#### Records from a data source:
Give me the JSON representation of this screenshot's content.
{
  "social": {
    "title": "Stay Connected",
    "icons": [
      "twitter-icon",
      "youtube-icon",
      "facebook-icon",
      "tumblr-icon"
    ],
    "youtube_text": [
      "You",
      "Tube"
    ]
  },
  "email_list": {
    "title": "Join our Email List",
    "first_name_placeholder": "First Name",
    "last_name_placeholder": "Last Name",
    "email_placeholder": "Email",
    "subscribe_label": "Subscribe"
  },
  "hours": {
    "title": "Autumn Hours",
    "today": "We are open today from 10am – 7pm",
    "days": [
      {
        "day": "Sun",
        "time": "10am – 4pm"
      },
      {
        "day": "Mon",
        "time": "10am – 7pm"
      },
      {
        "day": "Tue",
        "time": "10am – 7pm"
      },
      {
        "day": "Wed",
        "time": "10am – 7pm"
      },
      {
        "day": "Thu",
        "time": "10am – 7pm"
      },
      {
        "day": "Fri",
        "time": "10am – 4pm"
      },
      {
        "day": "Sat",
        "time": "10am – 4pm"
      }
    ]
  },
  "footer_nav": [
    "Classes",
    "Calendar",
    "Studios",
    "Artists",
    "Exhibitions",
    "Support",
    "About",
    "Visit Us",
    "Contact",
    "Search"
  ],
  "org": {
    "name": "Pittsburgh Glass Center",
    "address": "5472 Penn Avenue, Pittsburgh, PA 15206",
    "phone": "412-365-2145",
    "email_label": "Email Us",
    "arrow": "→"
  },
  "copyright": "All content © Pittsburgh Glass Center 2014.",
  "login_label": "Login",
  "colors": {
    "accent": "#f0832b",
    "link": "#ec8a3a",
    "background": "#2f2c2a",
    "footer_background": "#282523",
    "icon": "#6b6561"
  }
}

#### What you should do:
Return the whole listing exactly, with every line included.

#### Expected answer:
Give me the JSON representation of this screenshot's content.
{
  "social": {
    "title": "Stay Connected",
    "icons": [
      "twitter-icon",
      "youtube-icon",
      "facebook-icon",
      "tumblr-icon"
    ],
    "youtube_text": [
      "You",
      "Tube"
    ]
  },
  "email_list": {
    "title": "Join our Email List",
    "first_name_placeholder": "First Name",
    "last_name_placeholder": "Last Name",
    "email_placeholder": "Email",
    "subscribe_label": "Subscribe"
  },
  "hours": {
    "title": "Autumn Hours",
    "today": "We are open today from 10am – 7pm",
    "days": [
      {
        "day": "Sun",
        "time": "10am – 4pm"
      },
      {
        "day": "Mon",
        "time": "10am – 7pm"
      },
      {
        "day": "Tue",
        "time": "10am – 7pm"
      },
      {
        "day": "Wed",
        "time": "10am – 7pm"
      },
      {
        "day": "Thu",
        "time": "10am – 7pm"
      },
      {
        "day": "Fri",
        "time": "10am – 4pm"
      },
      {
        "day": "Sat",
        "time": "10am – 4pm"
      }
    ]
  },
  "footer_nav": [
    "Classes",
    "Calendar",
    "Studios",
    "Artists",
    "Exhibitions",
    "Support",
    "About",
    "Visit Us",
    "Contact",
    "Search"
  ],
  "org": {
    "name": "Pittsburgh Glass Center",
    "address": "5472 Penn Avenue, Pittsburgh, PA 15206",
    "phone": "412-365-2145",
    "email_label": "Email Us",
    "arrow": "→"
  },
  "copyright": "All content © Pittsburgh Glass Center 2014.",
  "login_label": "Login",
  "colors": {
    "accent": "#f0832b",
    "link": "#ec8a3a",
    "background": "#2f2c2a",
    "footer_background": "#282523",
    "icon": "#6b6561"
  }
}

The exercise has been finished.